> **What this task involves**: Determine how many lines of the records include "Гоголя", and answer with the number alone.

> **Data rows**:
* Begin *

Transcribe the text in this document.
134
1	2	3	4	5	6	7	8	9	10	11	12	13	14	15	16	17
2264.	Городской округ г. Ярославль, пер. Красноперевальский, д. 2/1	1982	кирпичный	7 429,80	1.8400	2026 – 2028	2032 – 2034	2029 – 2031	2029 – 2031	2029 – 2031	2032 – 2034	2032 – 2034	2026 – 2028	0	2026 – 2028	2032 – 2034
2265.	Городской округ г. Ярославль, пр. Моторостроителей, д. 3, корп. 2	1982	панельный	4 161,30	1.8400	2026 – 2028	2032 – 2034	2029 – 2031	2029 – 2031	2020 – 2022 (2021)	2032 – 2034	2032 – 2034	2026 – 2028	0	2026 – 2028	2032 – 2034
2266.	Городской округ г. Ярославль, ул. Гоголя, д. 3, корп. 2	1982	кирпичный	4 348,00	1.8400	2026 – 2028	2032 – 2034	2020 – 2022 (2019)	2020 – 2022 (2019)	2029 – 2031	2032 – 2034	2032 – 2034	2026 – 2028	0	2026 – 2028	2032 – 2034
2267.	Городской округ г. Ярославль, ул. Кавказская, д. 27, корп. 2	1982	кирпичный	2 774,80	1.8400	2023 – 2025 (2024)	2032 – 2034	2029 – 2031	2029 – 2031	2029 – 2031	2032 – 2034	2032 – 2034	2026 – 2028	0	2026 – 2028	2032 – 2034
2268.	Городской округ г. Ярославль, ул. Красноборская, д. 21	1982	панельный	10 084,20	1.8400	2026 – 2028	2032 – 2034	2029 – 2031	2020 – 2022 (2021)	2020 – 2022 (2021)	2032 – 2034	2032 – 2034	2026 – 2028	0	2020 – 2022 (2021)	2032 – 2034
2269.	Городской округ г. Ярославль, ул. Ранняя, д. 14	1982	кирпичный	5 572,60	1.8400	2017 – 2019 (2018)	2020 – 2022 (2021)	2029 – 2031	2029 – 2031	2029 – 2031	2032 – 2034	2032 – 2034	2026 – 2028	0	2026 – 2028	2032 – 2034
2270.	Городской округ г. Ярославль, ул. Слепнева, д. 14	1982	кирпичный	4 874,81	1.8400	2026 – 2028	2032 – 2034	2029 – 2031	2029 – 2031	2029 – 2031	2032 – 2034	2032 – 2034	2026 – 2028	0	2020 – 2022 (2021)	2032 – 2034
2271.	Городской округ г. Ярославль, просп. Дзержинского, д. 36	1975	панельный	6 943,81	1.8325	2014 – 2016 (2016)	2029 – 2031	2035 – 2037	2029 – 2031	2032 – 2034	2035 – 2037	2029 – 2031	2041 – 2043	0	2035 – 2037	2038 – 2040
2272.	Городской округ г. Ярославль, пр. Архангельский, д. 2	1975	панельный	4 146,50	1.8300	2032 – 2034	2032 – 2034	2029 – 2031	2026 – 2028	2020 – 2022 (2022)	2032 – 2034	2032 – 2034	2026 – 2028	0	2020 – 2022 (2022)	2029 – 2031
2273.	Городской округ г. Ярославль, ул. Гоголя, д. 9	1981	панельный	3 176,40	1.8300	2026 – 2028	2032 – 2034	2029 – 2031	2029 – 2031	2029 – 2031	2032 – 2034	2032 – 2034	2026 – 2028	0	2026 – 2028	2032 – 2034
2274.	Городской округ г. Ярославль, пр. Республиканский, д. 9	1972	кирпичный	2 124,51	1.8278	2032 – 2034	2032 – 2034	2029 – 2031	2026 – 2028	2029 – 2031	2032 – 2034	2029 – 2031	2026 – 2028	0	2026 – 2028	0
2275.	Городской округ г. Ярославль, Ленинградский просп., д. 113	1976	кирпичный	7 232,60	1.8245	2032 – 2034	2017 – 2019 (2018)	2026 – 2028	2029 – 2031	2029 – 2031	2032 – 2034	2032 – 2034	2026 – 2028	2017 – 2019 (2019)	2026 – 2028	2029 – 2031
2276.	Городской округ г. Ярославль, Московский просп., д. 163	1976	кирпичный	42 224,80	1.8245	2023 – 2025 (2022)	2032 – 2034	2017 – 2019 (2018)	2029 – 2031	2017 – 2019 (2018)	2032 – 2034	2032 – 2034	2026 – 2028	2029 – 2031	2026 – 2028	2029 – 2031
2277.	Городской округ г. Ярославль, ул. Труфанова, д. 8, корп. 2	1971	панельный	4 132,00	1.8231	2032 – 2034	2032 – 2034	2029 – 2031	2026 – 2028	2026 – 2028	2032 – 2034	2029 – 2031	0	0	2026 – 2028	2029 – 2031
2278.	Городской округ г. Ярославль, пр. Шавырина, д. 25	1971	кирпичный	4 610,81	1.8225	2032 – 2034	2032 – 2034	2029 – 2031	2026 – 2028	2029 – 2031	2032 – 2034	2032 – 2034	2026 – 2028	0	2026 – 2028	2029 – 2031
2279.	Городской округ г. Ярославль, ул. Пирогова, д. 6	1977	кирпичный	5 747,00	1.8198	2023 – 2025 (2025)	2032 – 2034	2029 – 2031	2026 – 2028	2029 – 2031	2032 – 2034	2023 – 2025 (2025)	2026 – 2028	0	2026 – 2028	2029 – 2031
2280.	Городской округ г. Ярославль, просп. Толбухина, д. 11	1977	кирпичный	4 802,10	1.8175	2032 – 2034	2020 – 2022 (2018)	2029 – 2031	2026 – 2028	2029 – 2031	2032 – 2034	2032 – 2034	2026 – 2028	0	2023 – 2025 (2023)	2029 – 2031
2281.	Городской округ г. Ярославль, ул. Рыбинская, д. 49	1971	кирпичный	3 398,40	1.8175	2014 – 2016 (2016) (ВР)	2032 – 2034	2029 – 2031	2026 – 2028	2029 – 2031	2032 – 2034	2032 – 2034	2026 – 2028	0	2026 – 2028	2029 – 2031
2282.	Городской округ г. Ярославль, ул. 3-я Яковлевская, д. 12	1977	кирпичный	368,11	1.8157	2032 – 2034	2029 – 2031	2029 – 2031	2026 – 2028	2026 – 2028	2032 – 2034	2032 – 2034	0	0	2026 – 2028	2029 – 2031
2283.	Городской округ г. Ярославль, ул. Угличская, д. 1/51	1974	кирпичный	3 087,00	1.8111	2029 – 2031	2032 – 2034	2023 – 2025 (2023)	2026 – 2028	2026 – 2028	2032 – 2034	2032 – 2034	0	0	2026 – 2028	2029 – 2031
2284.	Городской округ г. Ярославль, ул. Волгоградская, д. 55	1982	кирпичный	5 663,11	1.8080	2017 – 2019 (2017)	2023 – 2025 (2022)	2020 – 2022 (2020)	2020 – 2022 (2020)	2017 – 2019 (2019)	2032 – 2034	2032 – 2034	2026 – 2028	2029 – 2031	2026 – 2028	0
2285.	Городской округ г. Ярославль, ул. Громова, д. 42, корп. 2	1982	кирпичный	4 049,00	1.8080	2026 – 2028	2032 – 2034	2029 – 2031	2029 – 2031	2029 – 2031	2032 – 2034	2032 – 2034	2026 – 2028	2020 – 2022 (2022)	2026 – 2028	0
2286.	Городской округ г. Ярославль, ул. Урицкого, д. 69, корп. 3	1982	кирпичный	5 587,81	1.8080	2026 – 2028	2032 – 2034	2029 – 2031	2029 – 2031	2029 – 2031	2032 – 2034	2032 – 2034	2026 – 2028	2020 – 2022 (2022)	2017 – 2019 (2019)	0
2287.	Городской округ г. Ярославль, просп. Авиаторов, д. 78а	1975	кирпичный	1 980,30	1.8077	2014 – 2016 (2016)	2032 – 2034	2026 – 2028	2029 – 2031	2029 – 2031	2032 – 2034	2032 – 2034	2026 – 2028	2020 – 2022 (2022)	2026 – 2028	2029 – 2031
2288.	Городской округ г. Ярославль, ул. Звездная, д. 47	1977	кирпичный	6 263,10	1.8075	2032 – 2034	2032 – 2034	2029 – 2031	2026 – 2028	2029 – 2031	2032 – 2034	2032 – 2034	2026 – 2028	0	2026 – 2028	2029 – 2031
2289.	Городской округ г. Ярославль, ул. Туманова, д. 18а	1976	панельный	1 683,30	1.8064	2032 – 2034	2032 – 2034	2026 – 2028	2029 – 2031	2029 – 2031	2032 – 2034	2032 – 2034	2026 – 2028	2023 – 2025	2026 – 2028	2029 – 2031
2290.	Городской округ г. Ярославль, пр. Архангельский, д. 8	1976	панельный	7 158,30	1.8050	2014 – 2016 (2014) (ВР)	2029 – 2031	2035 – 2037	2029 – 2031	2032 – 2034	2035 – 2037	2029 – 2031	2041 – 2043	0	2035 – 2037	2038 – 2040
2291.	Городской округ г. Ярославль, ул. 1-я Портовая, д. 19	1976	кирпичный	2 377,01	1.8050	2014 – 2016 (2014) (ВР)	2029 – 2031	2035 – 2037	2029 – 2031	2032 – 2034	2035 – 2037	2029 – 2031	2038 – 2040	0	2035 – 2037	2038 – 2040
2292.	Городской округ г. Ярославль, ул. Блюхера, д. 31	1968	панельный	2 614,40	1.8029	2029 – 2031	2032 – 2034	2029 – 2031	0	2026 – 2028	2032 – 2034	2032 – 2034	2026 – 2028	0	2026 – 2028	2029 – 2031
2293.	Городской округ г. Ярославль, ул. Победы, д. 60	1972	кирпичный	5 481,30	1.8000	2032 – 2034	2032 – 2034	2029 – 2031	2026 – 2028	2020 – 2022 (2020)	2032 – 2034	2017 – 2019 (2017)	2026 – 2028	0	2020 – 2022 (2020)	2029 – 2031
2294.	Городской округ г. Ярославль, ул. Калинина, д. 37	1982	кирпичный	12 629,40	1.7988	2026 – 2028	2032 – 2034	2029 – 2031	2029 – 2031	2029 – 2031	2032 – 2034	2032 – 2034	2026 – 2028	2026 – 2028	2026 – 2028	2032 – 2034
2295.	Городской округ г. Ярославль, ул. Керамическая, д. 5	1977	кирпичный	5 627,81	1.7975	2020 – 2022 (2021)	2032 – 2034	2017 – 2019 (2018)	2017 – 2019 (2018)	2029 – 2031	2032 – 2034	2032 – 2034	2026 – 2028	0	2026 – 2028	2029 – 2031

* End *

> **Reply to the task**: 2